= JOB =
Can you find the lines of the listing that include "Asodesin" and copy every one?

= EXCERPTED RECORDS =
####
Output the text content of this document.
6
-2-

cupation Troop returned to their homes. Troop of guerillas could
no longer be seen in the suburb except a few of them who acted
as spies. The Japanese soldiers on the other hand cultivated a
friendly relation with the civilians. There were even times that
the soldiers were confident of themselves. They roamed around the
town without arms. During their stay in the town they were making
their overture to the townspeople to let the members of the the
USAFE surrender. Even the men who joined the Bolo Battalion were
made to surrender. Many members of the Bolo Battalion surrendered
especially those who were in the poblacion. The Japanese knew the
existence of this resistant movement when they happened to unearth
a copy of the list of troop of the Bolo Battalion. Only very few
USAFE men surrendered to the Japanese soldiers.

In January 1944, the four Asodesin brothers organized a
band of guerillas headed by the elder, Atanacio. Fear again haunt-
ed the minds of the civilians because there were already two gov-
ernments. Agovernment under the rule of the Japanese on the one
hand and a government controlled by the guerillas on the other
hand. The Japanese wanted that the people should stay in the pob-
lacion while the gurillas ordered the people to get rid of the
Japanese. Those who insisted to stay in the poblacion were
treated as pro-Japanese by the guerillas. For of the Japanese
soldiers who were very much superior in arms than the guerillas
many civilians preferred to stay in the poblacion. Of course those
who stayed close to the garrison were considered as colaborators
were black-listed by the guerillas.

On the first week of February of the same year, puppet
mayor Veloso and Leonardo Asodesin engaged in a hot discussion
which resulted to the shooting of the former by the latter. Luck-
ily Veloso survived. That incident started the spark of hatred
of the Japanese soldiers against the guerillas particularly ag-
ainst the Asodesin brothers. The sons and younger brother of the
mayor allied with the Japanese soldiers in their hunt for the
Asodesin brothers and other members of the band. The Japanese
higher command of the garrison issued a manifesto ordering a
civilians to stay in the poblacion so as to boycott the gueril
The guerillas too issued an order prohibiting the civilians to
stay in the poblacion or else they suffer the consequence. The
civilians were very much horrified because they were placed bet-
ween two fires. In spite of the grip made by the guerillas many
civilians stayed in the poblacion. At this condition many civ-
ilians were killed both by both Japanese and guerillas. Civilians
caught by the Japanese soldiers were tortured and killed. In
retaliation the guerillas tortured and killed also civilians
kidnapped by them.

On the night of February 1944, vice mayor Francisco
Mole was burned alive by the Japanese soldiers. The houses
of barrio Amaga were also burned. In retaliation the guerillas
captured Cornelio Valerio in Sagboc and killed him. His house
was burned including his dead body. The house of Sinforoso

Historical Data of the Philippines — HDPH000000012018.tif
####
= OUTPUT FOR THIS EXERCISE =
In January 1944, the four Asodesin brothers organized a
mayor Veloso and Leonardo Asodesin engaged in a hot discussion
ainst the Asodesin brothers. The sons and younger brother of the
Asodesin brothers and other members of the band. The Japanese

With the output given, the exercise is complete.